Stated task: Where a line in the listing below contains the word "grid", copy that line.

------

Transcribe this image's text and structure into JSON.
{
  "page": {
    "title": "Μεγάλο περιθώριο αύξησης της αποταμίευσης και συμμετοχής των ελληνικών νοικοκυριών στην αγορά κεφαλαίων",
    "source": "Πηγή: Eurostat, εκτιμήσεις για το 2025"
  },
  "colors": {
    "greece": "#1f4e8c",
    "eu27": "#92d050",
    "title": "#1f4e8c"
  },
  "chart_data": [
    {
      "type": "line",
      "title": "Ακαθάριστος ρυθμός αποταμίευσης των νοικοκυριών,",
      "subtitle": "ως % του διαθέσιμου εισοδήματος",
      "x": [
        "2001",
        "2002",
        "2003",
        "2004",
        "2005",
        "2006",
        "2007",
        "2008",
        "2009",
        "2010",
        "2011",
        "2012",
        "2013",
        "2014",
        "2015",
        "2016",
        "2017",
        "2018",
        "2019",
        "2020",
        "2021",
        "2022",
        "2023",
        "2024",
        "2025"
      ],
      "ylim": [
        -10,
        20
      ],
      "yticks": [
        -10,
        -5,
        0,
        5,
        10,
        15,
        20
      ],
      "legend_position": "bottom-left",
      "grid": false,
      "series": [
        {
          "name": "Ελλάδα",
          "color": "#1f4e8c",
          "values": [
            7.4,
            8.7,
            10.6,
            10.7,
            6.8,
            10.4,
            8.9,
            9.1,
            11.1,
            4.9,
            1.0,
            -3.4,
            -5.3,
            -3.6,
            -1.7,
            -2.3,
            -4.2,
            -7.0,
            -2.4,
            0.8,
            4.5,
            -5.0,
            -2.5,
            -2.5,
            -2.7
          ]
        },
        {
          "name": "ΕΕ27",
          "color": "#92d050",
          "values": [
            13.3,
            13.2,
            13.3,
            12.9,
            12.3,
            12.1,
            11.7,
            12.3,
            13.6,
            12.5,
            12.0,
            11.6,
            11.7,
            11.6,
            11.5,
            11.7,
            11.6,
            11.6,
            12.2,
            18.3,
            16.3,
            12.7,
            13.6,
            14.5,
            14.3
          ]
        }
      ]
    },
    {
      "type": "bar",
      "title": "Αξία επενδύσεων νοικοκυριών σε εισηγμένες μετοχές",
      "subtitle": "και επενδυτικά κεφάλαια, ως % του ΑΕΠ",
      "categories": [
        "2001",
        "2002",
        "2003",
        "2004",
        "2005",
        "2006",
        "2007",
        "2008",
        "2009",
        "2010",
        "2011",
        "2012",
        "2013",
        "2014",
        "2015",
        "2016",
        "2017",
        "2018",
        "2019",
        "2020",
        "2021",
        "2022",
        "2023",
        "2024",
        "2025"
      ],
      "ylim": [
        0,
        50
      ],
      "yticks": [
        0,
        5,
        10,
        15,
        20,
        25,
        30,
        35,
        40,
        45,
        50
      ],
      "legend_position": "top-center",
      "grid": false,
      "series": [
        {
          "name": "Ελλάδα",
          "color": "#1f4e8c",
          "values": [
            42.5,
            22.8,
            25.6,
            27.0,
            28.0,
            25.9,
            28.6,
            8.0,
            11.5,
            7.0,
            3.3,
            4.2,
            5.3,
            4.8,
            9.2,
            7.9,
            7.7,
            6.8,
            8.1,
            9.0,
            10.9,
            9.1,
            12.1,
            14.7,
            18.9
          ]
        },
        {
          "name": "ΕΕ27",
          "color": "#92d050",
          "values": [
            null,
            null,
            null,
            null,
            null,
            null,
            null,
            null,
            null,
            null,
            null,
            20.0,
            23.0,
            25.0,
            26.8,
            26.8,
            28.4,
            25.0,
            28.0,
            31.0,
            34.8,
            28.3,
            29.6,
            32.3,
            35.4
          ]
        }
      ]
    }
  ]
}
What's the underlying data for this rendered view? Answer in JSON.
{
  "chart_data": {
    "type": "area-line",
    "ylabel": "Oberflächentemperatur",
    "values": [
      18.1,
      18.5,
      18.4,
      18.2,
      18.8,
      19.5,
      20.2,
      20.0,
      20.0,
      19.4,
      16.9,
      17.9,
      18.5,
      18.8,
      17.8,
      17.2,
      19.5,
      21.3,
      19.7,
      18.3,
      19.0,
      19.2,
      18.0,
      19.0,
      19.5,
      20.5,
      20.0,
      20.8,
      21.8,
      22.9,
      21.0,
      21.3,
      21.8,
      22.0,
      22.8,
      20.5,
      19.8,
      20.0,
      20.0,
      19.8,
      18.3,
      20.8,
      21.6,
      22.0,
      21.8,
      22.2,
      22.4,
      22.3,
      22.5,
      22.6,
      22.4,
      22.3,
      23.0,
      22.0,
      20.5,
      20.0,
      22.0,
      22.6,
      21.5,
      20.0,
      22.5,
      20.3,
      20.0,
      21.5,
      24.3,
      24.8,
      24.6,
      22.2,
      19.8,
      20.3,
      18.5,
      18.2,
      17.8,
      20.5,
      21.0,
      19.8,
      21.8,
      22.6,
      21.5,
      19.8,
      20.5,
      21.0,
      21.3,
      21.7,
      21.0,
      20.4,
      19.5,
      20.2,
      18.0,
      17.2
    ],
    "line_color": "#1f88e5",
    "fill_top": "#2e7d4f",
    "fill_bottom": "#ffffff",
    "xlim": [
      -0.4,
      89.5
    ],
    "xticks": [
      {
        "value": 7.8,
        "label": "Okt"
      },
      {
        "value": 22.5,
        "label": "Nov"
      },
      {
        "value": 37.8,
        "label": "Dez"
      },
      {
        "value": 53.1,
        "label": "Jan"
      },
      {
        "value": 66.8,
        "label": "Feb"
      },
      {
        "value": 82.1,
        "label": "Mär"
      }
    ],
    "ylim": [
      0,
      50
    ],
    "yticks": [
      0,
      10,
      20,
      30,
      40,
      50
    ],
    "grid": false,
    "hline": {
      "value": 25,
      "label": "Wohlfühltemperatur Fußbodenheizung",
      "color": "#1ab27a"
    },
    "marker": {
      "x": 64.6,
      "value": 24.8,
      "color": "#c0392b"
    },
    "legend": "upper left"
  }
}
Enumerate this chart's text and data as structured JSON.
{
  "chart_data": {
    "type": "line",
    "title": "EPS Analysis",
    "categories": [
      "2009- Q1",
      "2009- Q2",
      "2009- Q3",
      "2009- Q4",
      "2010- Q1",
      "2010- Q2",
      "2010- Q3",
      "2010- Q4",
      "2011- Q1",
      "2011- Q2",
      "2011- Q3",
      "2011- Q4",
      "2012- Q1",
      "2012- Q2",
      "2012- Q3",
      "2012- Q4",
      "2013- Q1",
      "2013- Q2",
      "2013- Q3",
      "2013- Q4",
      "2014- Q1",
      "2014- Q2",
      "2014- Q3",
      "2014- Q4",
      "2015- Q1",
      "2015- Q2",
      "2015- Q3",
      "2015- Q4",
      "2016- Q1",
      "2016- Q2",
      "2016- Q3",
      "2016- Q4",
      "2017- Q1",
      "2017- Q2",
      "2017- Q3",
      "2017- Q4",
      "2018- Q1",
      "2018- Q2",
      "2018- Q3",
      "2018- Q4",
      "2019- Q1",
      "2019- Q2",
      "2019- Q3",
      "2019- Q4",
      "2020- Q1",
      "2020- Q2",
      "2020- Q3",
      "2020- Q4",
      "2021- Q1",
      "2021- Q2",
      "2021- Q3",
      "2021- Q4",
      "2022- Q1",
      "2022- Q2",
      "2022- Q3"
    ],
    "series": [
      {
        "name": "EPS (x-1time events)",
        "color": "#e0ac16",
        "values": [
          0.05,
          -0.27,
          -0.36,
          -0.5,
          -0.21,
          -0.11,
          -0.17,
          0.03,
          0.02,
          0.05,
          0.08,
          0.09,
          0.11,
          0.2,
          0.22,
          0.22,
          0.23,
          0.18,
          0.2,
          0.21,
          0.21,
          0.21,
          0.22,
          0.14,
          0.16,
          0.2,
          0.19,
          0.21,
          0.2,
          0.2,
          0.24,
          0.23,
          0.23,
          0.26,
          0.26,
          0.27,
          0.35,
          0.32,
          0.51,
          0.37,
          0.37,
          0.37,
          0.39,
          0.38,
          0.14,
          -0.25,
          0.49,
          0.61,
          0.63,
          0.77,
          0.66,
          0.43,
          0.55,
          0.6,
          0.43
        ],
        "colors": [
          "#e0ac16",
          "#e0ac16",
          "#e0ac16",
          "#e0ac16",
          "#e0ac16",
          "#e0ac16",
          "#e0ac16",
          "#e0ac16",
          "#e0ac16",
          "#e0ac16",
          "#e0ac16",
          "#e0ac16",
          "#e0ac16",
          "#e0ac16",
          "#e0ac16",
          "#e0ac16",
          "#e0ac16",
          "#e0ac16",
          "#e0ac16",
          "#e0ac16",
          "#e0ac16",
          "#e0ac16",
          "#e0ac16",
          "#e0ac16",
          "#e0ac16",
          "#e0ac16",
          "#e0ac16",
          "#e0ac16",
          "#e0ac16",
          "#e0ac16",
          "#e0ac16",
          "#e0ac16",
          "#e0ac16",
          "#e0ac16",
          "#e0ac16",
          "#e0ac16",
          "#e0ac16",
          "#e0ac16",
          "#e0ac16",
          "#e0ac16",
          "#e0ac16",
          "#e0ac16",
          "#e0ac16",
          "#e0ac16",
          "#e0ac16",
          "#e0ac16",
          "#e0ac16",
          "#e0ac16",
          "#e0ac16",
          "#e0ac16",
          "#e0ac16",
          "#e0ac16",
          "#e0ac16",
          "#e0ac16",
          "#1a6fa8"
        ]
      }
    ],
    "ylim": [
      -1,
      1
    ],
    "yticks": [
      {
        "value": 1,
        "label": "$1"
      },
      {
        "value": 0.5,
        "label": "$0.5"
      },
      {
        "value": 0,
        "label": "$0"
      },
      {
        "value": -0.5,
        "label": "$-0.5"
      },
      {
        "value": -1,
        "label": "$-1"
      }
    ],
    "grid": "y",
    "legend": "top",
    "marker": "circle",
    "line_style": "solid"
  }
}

------

Task answer:
      "grid": false,
      "grid": false,
    "grid": false,
    "grid": "y",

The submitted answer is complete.